───── Input records ─────
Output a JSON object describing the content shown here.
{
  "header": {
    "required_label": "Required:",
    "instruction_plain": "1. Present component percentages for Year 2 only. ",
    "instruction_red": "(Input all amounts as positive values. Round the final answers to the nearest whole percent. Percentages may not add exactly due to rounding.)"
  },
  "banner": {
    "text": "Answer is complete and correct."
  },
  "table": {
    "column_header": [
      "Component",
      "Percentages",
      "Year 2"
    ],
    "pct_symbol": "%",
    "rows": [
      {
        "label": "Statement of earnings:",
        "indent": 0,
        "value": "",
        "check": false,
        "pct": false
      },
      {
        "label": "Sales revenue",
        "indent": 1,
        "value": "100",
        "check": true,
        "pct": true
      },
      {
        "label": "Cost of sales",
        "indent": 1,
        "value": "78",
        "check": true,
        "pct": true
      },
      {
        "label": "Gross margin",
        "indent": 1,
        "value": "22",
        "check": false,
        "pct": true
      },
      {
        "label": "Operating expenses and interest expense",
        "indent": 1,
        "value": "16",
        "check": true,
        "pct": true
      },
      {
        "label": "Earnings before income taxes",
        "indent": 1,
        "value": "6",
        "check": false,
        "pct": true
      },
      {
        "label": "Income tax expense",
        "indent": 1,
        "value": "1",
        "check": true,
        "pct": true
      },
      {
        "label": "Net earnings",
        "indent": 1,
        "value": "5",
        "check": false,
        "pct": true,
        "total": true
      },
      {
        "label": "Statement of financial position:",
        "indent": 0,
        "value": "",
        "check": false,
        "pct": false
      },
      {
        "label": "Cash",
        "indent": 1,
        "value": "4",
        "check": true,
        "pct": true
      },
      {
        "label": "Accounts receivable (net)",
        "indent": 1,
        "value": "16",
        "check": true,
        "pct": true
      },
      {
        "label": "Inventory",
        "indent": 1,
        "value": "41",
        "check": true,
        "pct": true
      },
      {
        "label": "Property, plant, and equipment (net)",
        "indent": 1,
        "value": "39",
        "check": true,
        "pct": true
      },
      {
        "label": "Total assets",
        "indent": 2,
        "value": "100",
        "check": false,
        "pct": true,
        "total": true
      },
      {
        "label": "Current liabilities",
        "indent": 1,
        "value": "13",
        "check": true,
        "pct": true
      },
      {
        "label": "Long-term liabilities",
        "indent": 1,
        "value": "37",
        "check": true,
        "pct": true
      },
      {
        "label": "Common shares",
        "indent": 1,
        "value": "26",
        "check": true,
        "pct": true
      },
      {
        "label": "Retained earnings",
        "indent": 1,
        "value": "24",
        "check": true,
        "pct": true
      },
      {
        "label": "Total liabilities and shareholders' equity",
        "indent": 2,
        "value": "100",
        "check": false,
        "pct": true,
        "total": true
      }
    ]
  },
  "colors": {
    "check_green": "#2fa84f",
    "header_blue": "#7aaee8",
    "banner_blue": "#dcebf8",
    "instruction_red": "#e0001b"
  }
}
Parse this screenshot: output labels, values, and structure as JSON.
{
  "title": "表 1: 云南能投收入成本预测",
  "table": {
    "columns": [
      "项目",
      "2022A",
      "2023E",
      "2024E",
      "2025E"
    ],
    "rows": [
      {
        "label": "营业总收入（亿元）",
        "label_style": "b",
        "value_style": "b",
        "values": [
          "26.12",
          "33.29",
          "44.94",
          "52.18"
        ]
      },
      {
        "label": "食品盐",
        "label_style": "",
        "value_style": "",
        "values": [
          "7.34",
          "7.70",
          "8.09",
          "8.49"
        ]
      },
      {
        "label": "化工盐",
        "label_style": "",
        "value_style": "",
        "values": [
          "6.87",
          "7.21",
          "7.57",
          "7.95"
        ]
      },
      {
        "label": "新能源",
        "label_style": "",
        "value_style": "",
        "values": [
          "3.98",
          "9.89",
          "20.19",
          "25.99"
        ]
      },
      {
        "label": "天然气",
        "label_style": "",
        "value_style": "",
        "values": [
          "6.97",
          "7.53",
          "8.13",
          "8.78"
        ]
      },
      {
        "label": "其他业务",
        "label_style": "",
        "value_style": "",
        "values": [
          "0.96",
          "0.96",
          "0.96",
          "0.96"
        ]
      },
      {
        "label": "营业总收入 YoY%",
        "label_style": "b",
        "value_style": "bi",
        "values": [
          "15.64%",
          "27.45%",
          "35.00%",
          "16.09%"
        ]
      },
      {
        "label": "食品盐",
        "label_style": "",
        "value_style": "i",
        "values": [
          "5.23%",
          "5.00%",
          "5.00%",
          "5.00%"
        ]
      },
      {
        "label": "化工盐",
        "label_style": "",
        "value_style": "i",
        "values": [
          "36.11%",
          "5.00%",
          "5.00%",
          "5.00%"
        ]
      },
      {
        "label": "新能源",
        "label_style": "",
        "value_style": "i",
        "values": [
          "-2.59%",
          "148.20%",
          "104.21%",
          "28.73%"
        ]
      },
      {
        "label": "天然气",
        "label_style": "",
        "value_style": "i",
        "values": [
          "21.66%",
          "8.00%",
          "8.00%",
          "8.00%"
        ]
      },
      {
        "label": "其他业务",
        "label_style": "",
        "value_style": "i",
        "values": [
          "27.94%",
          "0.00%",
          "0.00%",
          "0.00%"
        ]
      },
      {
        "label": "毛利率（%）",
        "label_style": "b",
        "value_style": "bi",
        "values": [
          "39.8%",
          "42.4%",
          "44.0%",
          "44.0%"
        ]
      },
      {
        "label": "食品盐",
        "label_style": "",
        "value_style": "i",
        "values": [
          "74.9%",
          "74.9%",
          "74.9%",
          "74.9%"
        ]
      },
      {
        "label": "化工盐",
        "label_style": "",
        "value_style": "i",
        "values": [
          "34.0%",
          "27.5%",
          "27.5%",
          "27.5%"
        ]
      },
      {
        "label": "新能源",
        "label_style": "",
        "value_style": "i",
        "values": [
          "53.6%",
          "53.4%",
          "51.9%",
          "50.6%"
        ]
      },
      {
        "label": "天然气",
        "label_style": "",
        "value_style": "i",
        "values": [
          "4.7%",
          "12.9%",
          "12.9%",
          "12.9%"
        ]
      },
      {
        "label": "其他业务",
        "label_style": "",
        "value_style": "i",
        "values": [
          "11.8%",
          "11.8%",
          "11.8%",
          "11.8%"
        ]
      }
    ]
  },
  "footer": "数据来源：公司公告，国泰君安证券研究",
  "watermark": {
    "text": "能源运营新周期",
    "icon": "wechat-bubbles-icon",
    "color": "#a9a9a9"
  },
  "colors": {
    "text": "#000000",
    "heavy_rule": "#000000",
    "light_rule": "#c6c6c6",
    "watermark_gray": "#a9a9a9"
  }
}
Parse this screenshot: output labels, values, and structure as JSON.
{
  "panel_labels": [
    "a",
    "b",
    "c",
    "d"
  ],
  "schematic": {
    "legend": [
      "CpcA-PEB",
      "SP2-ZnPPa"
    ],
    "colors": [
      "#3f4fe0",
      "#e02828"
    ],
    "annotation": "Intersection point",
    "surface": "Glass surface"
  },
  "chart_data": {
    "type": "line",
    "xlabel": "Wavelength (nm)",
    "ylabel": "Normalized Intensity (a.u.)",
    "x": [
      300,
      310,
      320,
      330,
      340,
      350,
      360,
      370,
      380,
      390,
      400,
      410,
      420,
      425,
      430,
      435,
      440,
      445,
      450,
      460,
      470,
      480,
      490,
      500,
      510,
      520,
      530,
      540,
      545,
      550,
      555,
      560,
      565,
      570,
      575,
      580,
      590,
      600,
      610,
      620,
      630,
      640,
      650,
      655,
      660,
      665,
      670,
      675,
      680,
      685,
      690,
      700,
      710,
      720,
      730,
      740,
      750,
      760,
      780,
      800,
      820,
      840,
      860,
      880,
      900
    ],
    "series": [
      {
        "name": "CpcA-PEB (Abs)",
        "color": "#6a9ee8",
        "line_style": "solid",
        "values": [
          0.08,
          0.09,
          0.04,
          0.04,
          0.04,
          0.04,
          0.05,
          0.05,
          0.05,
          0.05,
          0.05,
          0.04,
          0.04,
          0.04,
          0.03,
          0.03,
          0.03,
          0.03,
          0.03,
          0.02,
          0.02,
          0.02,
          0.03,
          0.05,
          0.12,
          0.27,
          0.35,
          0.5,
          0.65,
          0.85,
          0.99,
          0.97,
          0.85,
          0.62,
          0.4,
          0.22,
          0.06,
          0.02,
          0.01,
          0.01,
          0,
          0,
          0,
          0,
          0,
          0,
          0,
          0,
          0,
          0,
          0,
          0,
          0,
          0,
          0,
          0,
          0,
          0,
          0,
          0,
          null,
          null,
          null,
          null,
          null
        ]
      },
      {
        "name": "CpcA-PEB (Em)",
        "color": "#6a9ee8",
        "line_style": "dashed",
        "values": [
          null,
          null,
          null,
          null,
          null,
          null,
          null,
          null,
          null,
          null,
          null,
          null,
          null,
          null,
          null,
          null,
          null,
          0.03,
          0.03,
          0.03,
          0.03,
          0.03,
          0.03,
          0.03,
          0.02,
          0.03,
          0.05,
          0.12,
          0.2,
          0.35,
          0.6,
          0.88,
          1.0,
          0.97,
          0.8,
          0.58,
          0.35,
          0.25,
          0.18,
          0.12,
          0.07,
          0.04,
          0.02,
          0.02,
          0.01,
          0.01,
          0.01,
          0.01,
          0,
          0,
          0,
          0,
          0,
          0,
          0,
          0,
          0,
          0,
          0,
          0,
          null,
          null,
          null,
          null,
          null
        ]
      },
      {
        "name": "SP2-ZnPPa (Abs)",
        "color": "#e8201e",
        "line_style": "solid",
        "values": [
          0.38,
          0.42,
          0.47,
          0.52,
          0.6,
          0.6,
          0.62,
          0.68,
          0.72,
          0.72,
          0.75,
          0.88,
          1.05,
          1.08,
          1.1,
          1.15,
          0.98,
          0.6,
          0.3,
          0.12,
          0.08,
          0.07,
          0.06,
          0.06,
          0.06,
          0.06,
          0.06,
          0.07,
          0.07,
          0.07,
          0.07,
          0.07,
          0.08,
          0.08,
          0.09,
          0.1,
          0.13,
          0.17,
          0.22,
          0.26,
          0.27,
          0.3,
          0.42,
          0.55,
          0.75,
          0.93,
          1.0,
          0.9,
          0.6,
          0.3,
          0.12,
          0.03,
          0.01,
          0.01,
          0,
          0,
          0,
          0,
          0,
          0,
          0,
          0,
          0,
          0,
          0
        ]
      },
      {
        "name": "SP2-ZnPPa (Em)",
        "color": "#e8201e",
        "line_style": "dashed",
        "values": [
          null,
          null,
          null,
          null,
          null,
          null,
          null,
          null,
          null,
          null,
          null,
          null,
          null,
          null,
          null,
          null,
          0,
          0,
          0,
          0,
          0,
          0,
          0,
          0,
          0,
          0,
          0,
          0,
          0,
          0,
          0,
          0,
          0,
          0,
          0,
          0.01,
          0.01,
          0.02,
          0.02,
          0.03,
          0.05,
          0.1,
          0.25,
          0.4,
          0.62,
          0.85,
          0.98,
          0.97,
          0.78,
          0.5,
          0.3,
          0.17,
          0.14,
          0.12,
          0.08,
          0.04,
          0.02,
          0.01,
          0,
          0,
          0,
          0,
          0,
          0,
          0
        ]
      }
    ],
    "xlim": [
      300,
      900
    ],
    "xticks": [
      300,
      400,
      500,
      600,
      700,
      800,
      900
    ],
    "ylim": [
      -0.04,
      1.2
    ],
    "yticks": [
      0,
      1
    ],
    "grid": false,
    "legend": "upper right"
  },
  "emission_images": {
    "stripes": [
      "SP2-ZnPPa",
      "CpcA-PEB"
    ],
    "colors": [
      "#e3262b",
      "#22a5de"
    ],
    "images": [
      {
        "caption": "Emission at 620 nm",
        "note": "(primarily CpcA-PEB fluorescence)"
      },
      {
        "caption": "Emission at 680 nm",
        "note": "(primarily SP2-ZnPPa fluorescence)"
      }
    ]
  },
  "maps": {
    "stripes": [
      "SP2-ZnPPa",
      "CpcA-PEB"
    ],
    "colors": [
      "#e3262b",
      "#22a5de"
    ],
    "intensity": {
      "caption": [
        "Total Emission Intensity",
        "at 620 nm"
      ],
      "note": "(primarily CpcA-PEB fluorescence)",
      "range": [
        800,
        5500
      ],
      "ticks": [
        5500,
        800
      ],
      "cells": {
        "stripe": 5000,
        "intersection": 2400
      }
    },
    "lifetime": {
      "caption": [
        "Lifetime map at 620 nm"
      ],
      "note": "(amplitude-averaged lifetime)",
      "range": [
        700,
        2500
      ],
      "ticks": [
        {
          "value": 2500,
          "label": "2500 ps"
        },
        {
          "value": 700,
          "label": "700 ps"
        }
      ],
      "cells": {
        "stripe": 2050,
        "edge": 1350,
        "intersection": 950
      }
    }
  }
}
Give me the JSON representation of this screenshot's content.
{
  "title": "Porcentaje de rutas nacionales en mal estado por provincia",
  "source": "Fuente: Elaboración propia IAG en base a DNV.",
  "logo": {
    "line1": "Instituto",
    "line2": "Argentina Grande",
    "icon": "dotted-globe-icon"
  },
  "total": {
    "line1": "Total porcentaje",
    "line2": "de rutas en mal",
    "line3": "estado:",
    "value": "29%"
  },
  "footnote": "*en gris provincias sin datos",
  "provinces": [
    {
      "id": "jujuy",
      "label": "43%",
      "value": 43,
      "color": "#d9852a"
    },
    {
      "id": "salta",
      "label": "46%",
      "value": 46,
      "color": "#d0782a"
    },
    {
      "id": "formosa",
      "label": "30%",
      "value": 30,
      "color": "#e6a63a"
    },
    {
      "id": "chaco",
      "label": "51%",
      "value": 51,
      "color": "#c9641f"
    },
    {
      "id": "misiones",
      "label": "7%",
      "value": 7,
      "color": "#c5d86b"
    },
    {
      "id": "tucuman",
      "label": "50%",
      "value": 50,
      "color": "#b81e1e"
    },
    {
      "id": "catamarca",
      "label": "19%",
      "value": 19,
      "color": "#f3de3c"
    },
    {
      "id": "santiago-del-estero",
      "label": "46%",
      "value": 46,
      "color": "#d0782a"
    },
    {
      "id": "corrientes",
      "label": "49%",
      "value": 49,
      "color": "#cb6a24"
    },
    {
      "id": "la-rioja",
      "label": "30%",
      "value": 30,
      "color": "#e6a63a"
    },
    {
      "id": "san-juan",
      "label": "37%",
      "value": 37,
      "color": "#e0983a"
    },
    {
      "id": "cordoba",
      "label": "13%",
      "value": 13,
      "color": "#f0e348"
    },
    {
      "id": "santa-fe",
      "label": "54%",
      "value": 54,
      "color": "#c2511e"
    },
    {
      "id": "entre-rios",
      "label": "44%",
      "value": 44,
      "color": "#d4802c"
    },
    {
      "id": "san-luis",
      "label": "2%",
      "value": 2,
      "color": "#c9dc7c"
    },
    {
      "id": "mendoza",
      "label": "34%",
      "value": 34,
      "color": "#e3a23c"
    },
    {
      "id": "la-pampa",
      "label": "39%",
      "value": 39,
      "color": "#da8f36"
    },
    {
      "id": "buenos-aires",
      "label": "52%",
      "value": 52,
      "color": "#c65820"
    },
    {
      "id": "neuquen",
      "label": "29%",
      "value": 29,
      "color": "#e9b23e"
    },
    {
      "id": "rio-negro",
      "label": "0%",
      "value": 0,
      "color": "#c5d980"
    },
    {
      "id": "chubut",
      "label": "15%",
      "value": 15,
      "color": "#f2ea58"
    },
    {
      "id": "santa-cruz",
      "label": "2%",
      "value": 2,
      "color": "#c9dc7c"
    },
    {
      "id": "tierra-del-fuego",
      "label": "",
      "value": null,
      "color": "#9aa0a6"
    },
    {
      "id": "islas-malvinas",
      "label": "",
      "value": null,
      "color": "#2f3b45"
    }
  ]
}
─────
Set exercise:
Go through the records. Copy each line where "JSON" appears.

Task response:
Output a JSON object describing the content shown here.
Parse this screenshot: output labels, values, and structure as JSON.
Parse this screenshot: output labels, values, and structure as JSON.
Give me the JSON representation of this screenshot's content.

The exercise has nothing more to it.